** start DATA SUPPLIED **

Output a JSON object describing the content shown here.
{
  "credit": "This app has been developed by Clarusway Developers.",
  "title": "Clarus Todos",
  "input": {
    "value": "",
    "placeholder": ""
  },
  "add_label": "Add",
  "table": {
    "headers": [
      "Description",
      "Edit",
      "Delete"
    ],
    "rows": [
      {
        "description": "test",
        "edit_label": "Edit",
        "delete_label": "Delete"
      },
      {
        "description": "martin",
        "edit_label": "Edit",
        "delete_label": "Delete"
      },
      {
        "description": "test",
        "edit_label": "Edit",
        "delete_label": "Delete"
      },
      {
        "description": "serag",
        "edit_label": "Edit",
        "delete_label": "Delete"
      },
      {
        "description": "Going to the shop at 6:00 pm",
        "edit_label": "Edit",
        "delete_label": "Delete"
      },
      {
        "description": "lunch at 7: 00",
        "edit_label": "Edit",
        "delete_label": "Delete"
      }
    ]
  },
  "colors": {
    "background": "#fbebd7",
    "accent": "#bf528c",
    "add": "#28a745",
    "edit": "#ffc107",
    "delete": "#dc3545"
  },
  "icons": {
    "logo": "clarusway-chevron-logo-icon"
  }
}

** end DATA SUPPLIED **
** start DATA SUPPLIED **

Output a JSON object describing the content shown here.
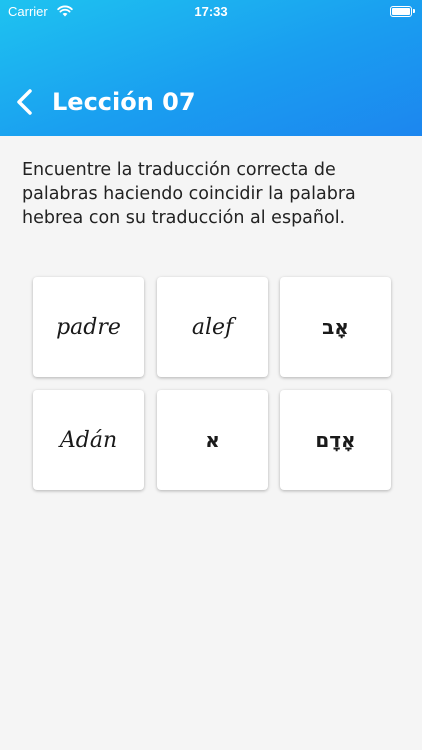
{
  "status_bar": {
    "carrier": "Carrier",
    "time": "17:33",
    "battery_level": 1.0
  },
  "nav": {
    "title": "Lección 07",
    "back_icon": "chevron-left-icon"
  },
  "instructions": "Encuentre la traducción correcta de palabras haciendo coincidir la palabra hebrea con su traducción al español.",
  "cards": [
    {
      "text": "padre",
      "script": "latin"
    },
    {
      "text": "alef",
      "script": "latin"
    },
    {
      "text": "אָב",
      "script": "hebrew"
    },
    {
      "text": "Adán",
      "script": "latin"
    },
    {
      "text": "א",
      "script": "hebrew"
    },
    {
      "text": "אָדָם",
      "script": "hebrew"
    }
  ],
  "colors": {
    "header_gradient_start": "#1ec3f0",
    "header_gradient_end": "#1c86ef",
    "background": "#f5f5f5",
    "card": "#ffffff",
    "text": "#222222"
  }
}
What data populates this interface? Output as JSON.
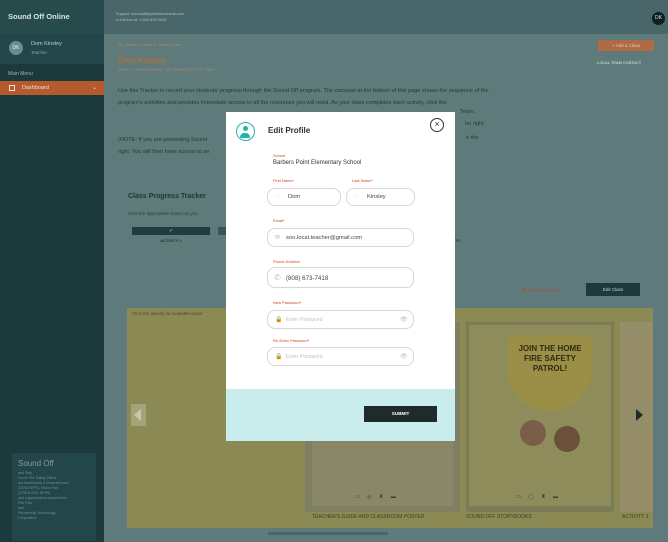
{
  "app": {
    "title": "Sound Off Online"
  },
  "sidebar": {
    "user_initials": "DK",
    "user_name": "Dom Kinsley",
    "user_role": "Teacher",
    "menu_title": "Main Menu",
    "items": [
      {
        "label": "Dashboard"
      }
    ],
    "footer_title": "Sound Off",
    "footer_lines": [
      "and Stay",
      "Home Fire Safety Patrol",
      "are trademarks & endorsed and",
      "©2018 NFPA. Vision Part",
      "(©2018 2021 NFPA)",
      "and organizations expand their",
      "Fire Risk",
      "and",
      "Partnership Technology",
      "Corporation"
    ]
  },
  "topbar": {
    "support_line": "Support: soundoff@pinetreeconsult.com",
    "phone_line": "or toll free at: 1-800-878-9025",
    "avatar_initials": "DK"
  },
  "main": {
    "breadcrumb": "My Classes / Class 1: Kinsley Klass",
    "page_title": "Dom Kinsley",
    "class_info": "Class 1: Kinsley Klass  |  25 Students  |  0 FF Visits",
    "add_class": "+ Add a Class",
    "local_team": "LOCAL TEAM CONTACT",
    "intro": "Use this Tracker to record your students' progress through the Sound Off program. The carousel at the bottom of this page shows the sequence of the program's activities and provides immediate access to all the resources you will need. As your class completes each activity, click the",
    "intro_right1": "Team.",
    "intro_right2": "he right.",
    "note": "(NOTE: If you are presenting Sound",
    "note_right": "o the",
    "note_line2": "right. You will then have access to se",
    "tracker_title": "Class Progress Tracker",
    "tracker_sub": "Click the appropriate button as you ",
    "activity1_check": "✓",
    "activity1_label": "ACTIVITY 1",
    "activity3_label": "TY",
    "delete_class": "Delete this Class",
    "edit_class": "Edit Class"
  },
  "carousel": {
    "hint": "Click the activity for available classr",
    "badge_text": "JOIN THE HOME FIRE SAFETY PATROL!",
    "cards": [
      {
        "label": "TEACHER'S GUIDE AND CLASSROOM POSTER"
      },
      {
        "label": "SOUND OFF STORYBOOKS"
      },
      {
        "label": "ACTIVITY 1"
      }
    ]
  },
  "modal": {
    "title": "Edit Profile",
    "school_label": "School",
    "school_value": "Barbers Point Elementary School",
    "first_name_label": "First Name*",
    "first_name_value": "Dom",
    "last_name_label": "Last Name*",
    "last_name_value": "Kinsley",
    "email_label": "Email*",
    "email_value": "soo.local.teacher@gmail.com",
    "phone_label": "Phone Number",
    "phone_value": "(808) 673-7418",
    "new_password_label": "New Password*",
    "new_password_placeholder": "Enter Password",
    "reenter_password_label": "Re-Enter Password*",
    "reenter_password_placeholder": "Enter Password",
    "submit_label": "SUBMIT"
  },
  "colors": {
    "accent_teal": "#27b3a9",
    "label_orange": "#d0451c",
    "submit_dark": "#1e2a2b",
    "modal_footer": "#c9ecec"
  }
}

** end DATA SUPPLIED **
** start DATA SUPPLIED **

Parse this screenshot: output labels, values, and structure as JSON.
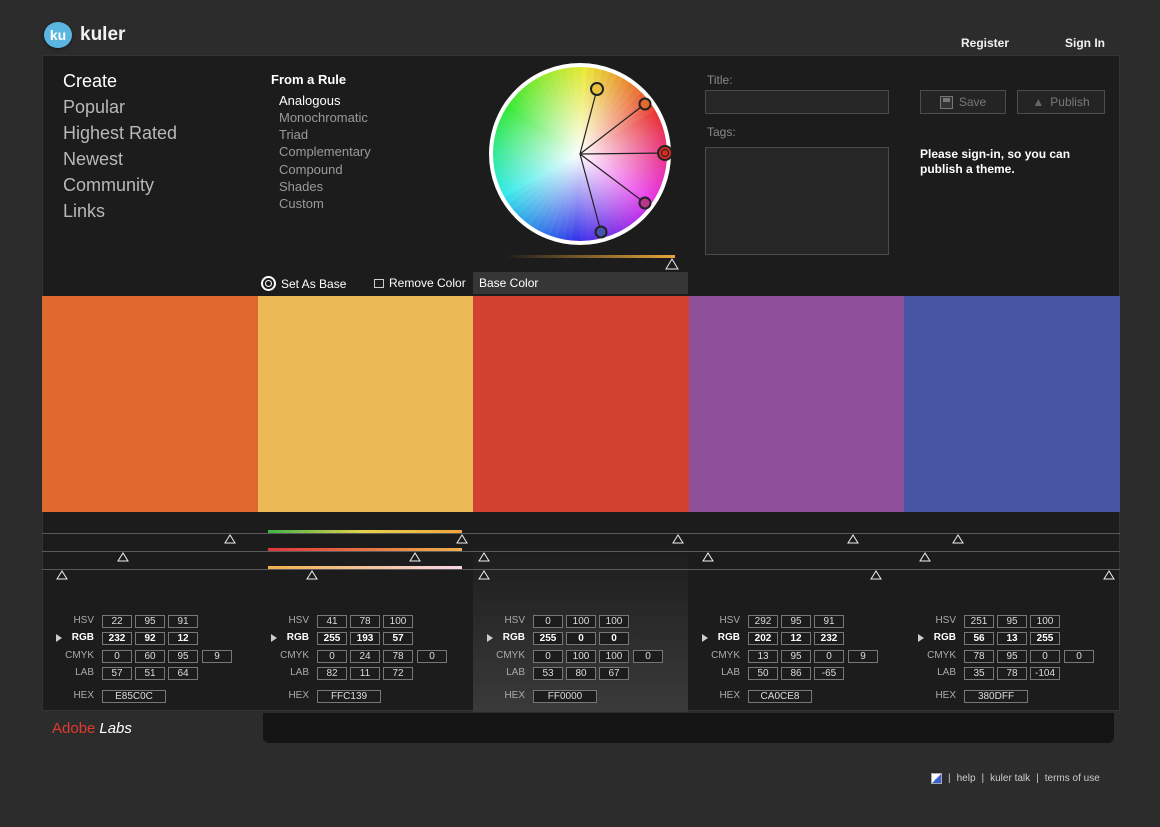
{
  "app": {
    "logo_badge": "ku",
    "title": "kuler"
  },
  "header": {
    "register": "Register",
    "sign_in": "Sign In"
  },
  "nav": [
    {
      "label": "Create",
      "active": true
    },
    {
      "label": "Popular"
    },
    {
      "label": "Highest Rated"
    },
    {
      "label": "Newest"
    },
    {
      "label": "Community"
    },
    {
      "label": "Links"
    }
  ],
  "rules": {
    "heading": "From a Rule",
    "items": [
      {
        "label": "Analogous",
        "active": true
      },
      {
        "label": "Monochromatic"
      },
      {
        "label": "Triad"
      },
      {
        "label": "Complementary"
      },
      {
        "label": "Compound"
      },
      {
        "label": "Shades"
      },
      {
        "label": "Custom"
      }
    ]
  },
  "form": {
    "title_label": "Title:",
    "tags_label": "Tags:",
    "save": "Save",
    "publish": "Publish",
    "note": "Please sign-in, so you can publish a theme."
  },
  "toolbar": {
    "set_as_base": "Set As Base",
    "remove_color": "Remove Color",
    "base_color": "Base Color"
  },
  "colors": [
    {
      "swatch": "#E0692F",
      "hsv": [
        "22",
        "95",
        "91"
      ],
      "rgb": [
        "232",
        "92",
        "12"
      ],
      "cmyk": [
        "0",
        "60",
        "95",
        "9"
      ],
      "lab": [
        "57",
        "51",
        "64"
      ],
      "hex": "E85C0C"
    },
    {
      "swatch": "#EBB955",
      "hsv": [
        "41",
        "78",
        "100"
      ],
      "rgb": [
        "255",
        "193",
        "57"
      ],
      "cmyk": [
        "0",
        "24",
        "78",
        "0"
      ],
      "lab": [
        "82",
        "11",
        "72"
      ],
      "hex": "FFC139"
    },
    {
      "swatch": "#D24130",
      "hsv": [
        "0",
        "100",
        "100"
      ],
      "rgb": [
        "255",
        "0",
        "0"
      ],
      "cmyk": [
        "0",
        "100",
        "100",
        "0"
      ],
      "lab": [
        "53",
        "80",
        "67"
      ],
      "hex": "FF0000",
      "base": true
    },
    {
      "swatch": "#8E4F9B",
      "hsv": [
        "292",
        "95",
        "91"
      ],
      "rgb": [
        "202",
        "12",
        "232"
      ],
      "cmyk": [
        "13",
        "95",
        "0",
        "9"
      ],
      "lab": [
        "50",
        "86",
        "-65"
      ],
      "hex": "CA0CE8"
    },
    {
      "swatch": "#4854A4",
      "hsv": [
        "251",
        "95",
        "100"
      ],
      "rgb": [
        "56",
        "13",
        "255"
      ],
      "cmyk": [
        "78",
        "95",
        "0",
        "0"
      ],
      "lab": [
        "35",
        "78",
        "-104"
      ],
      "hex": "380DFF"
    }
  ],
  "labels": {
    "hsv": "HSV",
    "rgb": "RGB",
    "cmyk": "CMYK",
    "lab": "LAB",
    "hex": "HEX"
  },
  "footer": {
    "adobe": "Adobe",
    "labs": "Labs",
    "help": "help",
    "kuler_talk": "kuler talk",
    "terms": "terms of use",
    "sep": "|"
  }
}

** end DATA SUPPLIED **

▶ [EXERCISE TASK]:
For the entries above, count the lines that contain the string "publish", and state that number without further comment.

▶ [CORRECT OUTPUT]:
2